Given data:
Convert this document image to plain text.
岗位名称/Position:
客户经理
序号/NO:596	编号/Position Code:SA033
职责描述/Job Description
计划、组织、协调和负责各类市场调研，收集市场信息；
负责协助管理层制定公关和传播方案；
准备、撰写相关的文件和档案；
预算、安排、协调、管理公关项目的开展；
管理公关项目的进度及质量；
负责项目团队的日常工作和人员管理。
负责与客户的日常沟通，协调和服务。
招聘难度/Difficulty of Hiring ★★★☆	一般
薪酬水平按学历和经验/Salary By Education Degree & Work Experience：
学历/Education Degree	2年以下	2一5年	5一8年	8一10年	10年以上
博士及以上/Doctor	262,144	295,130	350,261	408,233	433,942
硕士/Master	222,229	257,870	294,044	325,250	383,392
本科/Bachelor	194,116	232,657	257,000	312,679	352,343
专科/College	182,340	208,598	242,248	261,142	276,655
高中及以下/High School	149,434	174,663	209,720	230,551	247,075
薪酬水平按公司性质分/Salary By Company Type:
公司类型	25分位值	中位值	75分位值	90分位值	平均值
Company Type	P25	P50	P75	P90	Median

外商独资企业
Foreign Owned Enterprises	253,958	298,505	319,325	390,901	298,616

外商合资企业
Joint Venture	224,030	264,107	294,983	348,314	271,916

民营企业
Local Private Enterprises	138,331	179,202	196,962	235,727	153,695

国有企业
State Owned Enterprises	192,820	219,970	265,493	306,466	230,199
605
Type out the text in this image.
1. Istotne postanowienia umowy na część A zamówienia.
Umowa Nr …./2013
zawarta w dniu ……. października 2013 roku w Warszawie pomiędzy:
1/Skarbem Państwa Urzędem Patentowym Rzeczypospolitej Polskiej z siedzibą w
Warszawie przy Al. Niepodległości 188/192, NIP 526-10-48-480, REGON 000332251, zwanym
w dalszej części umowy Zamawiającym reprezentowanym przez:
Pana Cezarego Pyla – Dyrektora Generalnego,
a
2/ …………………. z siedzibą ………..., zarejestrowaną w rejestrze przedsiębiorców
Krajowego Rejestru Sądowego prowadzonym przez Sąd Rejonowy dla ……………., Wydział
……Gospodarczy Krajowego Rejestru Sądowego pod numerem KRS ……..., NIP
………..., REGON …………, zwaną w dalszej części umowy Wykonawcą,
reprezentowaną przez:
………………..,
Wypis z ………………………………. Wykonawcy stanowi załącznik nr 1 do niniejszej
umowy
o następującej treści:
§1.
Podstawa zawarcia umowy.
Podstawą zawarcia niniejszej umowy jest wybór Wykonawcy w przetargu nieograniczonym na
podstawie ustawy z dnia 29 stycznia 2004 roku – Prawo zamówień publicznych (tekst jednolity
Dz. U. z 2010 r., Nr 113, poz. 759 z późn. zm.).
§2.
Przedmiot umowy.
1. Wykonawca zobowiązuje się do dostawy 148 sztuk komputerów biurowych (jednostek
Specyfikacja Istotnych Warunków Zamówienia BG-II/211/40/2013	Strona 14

What to produce:
Find the line that contains "Type out the text in this image.". Repeat it and every line after it, exactly as written, up to and including the last line of the records above.

Result of the task:
Type out the text in this image.
1. Istotne postanowienia umowy na część A zamówienia.
Umowa Nr …./2013
zawarta w dniu ……. października 2013 roku w Warszawie pomiędzy:
1/Skarbem Państwa Urzędem Patentowym Rzeczypospolitej Polskiej z siedzibą w
Warszawie przy Al. Niepodległości 188/192, NIP 526-10-48-480, REGON 000332251, zwanym
w dalszej części umowy Zamawiającym reprezentowanym przez:
Pana Cezarego Pyla – Dyrektora Generalnego,
a
2/ …………………. z siedzibą ………..., zarejestrowaną w rejestrze przedsiębiorców
Krajowego Rejestru Sądowego prowadzonym przez Sąd Rejonowy dla ……………., Wydział
……Gospodarczy Krajowego Rejestru Sądowego pod numerem KRS ……..., NIP
………..., REGON …………, zwaną w dalszej części umowy Wykonawcą,
reprezentowaną przez:
………………..,
Wypis z ………………………………. Wykonawcy stanowi załącznik nr 1 do niniejszej
umowy
o następującej treści:
§1.
Podstawa zawarcia umowy.
Podstawą zawarcia niniejszej umowy jest wybór Wykonawcy w przetargu nieograniczonym na
podstawie ustawy z dnia 29 stycznia 2004 roku – Prawo zamówień publicznych (tekst jednolity
Dz. U. z 2010 r., Nr 113, poz. 759 z późn. zm.).
§2.
Przedmiot umowy.
1. Wykonawca zobowiązuje się do dostawy 148 sztuk komputerów biurowych (jednostek
Specyfikacja Istotnych Warunków Zamówienia BG-II/211/40/2013	Strona 14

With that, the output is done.